Exercise details →
Using the listing below, copy every line that mentions "JSON".

(Records from a data source)

>> START

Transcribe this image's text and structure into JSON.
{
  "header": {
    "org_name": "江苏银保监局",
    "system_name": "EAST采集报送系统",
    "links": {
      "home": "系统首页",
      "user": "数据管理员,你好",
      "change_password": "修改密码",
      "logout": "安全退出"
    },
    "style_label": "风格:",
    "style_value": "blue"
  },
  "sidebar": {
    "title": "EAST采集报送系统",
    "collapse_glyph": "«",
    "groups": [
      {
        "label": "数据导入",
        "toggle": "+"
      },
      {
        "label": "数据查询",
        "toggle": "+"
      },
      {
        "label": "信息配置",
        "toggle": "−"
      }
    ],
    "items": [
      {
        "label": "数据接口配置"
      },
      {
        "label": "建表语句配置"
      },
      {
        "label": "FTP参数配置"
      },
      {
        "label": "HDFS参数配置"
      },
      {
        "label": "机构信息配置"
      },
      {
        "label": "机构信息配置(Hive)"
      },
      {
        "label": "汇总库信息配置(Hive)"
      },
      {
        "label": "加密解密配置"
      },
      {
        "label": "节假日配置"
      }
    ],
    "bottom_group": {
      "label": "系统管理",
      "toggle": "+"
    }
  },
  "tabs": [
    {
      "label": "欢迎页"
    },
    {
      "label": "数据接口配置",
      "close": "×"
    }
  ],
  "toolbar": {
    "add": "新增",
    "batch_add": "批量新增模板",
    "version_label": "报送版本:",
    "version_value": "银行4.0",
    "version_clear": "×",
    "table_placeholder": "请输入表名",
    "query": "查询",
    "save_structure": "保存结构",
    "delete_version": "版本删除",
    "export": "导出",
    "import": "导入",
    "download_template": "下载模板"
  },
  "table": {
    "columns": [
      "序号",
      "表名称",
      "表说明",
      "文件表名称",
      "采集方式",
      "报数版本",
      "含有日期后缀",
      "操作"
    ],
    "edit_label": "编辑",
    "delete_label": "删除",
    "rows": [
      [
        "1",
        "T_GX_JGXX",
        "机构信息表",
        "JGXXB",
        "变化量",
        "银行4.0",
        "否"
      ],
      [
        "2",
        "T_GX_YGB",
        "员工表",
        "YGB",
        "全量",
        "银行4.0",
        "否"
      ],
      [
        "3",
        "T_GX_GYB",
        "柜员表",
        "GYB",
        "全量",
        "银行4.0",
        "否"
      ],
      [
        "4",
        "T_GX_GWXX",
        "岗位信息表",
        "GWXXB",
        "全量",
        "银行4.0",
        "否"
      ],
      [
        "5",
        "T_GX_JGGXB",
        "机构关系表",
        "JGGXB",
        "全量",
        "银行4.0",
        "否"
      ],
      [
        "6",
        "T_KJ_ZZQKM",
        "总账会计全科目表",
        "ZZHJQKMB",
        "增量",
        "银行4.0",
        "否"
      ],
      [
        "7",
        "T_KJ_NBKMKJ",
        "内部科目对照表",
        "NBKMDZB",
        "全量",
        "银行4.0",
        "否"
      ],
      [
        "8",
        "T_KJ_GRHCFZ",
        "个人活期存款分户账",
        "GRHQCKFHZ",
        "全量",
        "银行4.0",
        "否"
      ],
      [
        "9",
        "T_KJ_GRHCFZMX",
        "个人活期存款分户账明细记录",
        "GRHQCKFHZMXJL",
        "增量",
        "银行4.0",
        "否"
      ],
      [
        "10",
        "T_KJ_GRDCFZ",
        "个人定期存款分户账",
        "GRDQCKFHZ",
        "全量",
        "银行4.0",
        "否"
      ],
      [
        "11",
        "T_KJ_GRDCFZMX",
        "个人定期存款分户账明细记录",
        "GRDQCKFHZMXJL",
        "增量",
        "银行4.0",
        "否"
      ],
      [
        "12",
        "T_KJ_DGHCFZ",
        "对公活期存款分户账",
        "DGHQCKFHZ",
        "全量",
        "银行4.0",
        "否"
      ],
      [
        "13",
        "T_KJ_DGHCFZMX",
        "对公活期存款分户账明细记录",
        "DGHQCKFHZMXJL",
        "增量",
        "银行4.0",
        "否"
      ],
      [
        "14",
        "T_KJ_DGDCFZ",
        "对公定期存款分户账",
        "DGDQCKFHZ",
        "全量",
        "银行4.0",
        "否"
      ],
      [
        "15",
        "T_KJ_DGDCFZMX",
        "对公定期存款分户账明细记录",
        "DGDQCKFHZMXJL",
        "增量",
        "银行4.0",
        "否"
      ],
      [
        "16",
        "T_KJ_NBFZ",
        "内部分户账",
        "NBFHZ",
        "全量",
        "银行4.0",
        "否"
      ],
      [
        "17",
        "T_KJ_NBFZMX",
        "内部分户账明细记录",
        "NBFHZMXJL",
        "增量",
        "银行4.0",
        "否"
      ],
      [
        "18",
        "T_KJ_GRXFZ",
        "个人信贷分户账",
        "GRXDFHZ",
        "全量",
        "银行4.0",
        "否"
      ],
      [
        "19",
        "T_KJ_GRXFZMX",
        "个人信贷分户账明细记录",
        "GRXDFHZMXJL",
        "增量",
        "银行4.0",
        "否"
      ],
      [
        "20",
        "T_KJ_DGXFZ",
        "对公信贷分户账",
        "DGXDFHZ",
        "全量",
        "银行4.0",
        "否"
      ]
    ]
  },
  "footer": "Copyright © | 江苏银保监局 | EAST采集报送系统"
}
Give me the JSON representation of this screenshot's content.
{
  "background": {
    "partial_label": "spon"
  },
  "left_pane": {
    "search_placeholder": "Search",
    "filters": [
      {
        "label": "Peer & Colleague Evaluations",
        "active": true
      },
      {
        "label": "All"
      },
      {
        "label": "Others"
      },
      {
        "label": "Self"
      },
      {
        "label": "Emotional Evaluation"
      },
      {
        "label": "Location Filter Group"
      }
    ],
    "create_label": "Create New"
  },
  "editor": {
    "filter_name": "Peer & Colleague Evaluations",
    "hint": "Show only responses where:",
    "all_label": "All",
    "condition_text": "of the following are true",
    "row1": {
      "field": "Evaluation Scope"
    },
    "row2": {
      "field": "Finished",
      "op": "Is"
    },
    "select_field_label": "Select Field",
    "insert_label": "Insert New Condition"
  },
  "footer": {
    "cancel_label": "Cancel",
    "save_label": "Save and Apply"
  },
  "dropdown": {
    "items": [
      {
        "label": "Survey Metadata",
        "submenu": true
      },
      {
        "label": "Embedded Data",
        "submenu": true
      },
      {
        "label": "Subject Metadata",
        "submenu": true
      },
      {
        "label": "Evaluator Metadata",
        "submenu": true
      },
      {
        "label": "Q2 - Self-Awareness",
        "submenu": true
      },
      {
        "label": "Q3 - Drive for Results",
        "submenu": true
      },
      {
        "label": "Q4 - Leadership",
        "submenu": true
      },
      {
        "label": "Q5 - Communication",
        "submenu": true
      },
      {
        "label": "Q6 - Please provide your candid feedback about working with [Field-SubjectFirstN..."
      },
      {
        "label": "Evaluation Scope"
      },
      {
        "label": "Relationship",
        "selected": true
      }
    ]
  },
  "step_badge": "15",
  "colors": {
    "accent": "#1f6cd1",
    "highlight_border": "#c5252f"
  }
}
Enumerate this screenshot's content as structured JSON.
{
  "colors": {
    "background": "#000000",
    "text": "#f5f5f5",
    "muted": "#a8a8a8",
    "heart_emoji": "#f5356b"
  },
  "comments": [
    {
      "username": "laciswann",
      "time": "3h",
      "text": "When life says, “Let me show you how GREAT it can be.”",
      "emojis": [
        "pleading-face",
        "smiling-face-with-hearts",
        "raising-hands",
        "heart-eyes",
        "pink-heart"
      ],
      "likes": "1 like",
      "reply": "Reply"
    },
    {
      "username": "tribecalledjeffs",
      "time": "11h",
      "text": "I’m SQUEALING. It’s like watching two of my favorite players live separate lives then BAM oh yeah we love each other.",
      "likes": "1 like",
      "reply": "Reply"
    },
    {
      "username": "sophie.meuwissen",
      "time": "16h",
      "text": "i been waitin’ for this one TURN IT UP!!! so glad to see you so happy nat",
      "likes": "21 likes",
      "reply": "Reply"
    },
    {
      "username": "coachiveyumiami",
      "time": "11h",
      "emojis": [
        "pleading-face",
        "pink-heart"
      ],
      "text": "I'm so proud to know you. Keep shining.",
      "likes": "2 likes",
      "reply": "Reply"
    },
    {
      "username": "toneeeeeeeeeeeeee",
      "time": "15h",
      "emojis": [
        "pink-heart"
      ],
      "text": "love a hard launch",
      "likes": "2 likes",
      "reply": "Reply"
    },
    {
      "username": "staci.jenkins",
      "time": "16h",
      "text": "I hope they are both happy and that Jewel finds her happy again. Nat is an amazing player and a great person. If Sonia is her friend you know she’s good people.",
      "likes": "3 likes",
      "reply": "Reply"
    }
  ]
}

>> END

Solution to the exercise →
Transcribe this image's text and structure into JSON.
Give me the JSON representation of this screenshot's content.
Enumerate this screenshot's content as structured JSON.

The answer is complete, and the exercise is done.